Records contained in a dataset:
---*---
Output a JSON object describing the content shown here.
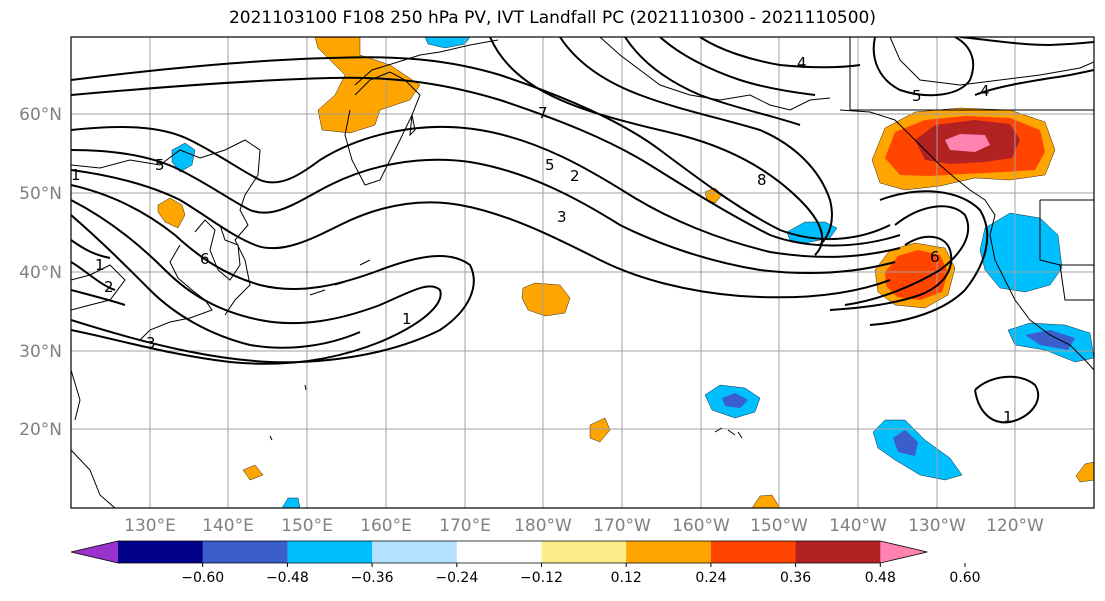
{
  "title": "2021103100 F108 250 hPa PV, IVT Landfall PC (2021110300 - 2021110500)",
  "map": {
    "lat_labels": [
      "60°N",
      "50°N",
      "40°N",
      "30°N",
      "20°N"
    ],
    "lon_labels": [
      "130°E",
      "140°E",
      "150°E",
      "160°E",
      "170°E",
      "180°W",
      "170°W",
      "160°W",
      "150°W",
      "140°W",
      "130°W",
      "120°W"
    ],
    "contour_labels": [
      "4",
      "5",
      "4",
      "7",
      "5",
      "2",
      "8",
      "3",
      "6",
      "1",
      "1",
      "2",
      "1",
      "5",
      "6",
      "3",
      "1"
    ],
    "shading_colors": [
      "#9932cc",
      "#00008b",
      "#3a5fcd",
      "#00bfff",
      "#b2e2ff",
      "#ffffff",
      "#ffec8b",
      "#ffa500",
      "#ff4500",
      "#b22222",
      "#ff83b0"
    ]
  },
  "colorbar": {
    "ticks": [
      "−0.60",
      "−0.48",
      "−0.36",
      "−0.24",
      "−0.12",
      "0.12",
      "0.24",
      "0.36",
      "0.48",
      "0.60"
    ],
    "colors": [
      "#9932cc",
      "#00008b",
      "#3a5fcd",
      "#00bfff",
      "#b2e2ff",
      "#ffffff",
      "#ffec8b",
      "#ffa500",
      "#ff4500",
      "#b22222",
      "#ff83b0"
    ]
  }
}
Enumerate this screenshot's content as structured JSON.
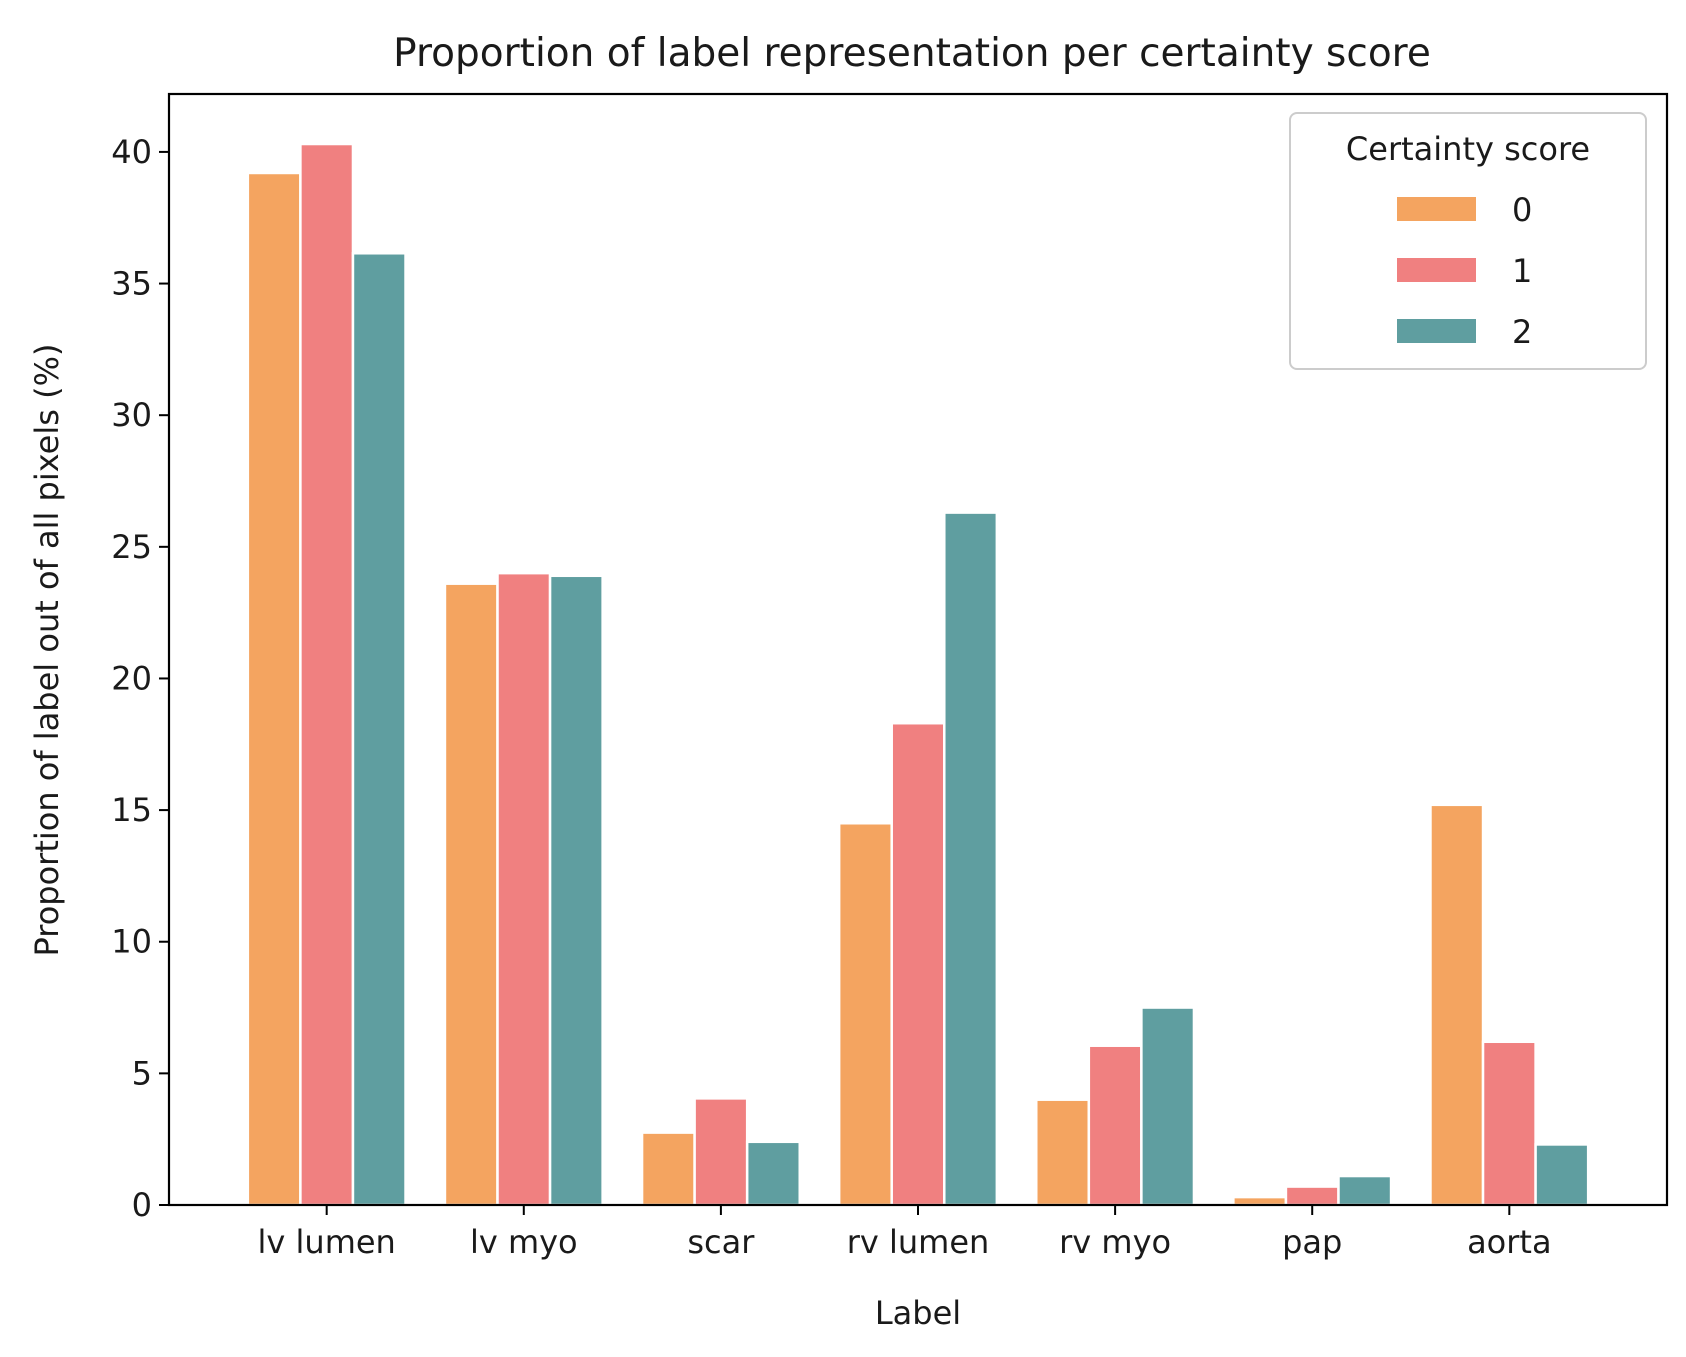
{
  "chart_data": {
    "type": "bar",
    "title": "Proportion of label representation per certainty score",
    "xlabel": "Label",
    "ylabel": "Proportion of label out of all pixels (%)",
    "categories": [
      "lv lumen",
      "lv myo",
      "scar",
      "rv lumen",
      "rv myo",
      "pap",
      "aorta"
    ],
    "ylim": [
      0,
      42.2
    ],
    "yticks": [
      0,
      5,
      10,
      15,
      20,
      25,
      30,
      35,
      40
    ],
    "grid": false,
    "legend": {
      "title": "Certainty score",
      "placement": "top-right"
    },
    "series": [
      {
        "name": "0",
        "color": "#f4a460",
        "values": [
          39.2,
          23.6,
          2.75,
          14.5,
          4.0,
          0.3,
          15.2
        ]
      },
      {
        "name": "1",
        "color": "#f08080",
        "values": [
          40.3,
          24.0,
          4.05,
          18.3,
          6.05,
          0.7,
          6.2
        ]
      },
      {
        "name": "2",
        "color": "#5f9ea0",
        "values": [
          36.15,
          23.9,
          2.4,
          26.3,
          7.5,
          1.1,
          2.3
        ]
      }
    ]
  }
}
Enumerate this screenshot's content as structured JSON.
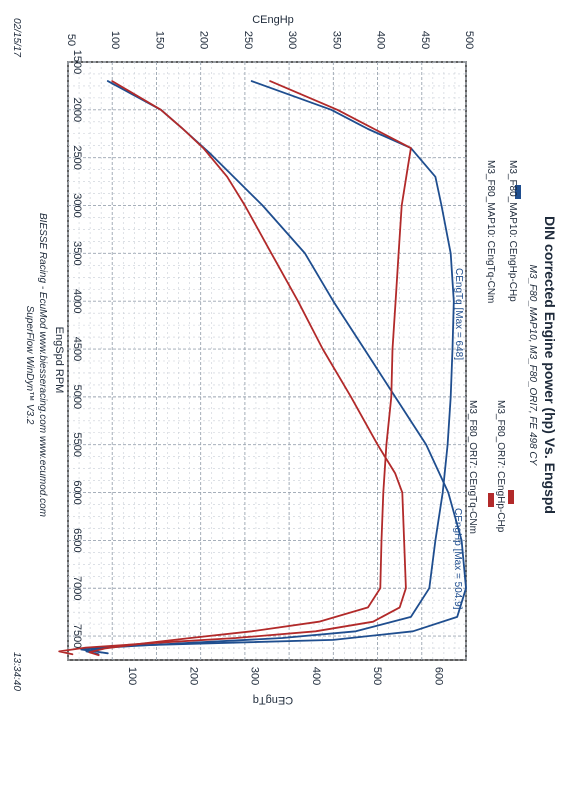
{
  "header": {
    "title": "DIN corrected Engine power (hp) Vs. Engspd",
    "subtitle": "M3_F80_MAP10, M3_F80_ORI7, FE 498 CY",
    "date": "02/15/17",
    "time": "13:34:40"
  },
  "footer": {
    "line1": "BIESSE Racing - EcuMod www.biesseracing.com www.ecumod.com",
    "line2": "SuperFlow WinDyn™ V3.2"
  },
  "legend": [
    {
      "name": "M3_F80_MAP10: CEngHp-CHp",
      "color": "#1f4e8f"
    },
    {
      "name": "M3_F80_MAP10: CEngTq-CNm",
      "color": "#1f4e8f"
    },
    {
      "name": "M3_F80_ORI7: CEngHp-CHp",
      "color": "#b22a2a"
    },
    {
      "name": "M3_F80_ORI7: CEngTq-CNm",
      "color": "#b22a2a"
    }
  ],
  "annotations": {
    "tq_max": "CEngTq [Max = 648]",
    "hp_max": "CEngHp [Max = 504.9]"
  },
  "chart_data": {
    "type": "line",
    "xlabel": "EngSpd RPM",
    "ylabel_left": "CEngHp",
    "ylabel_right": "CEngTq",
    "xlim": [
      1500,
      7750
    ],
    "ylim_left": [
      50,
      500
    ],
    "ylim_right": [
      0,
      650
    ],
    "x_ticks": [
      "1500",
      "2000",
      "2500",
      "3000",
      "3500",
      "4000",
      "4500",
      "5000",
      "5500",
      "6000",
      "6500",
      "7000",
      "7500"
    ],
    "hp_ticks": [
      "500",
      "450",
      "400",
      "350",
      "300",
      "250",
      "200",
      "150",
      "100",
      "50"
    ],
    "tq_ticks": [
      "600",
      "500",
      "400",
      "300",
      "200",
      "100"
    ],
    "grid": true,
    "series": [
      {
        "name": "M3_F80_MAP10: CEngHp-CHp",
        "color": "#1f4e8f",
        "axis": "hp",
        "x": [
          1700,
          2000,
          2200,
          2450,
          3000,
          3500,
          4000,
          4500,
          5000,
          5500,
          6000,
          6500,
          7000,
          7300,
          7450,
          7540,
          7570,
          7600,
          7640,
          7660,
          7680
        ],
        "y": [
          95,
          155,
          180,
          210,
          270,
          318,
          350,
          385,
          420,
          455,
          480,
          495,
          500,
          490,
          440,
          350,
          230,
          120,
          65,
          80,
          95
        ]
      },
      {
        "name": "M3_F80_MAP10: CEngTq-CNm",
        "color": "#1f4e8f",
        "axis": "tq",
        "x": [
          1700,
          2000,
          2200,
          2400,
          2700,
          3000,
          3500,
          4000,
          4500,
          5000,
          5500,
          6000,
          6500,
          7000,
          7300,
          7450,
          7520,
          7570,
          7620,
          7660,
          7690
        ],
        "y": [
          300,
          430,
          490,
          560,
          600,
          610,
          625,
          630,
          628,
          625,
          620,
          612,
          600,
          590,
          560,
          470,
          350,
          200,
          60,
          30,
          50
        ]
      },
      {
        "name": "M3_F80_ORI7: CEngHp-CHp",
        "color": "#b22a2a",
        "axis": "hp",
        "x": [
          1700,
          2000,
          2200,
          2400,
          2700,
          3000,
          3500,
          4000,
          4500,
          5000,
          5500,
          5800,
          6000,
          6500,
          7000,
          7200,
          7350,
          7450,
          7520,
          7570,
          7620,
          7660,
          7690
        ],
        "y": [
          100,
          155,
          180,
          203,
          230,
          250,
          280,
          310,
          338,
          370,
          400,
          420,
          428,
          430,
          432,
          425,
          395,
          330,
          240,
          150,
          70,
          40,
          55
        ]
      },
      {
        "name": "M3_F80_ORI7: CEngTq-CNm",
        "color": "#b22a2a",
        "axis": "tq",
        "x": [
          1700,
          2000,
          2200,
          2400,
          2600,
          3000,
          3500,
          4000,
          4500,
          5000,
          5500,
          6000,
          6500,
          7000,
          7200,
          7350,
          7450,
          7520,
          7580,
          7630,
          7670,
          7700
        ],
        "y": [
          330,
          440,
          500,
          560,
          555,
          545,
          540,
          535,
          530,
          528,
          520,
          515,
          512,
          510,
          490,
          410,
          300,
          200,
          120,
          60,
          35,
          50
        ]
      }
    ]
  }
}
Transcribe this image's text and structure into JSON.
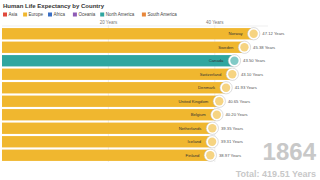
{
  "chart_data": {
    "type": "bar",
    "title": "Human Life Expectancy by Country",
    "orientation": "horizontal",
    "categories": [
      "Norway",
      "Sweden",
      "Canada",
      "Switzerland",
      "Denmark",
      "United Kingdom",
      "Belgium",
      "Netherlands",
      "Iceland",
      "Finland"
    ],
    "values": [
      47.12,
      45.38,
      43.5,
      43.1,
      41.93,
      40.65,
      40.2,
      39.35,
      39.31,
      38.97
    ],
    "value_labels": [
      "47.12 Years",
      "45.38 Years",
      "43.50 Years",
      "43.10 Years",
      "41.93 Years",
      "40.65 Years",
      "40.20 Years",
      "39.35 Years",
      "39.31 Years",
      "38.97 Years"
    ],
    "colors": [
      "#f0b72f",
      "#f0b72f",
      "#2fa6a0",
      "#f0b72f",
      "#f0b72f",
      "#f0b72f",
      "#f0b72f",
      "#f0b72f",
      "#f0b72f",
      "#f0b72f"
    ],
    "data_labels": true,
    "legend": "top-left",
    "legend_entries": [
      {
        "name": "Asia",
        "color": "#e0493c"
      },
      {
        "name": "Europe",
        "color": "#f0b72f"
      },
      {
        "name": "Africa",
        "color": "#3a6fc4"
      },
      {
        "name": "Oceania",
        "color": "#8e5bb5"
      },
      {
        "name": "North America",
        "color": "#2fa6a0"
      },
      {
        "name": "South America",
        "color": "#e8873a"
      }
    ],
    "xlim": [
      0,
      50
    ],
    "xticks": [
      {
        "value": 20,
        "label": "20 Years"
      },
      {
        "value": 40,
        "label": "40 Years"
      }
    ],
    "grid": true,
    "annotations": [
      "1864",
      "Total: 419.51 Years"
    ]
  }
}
---*---
## Problem statement
All lines holding the word "JSON" should be picked out and copied.

## Solution to the problem
Output a JSON object describing the content shown here.
Enumerate this screenshot's content as structured JSON.
Enumerate this screenshot's content as structured JSON.
Transcribe this image's text and structure into JSON.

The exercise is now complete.